> TASK GOAL:
Copy out the data below verbatim.
::::
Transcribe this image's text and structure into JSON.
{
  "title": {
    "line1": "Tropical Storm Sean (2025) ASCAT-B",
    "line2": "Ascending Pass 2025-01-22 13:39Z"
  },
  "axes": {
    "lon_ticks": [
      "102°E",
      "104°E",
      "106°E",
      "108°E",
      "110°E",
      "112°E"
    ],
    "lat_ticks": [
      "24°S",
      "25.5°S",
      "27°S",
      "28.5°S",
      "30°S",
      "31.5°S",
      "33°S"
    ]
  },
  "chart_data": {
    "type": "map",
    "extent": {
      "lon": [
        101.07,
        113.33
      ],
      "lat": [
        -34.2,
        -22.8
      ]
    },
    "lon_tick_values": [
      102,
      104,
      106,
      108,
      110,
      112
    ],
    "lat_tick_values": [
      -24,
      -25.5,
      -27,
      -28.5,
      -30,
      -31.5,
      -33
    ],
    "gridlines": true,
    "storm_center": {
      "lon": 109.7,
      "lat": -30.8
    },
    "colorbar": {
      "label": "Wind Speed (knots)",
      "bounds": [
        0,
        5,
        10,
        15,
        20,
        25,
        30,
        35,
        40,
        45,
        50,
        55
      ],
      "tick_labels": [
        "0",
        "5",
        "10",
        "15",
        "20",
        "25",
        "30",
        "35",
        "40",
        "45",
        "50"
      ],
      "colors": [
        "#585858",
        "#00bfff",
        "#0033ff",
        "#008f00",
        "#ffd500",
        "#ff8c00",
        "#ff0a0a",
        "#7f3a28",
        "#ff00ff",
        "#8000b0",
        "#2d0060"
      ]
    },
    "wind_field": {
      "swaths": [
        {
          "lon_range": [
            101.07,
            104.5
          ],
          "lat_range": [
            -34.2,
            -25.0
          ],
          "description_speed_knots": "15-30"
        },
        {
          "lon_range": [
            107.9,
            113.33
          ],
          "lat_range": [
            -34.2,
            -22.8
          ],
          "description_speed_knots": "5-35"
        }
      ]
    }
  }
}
::::
> TASK RESULT:
Transcribe this image's text and structure into JSON.
{
  "title": {
    "line1": "Tropical Storm Sean (2025) ASCAT-B",
    "line2": "Ascending Pass 2025-01-22 13:39Z"
  },
  "axes": {
    "lon_ticks": [
      "102°E",
      "104°E",
      "106°E",
      "108°E",
      "110°E",
      "112°E"
    ],
    "lat_ticks": [
      "24°S",
      "25.5°S",
      "27°S",
      "28.5°S",
      "30°S",
      "31.5°S",
      "33°S"
    ]
  },
  "chart_data": {
    "type": "map",
    "extent": {
      "lon": [
        101.07,
        113.33
      ],
      "lat": [
        -34.2,
        -22.8
      ]
    },
    "lon_tick_values": [
      102,
      104,
      106,
      108,
      110,
      112
    ],
    "lat_tick_values": [
      -24,
      -25.5,
      -27,
      -28.5,
      -30,
      -31.5,
      -33
    ],
    "gridlines": true,
    "storm_center": {
      "lon": 109.7,
      "lat": -30.8
    },
    "colorbar": {
      "label": "Wind Speed (knots)",
      "bounds": [
        0,
        5,
        10,
        15,
        20,
        25,
        30,
        35,
        40,
        45,
        50,
        55
      ],
      "tick_labels": [
        "0",
        "5",
        "10",
        "15",
        "20",
        "25",
        "30",
        "35",
        "40",
        "45",
        "50"
      ],
      "colors": [
        "#585858",
        "#00bfff",
        "#0033ff",
        "#008f00",
        "#ffd500",
        "#ff8c00",
        "#ff0a0a",
        "#7f3a28",
        "#ff00ff",
        "#8000b0",
        "#2d0060"
      ]
    },
    "wind_field": {
      "swaths": [
        {
          "lon_range": [
            101.07,
            104.5
          ],
          "lat_range": [
            -34.2,
            -25.0
          ],
          "description_speed_knots": "15-30"
        },
        {
          "lon_range": [
            107.9,
            113.33
          ],
          "lat_range": [
            -34.2,
            -22.8
          ],
          "description_speed_knots": "5-35"
        }
      ]
    }
  }
}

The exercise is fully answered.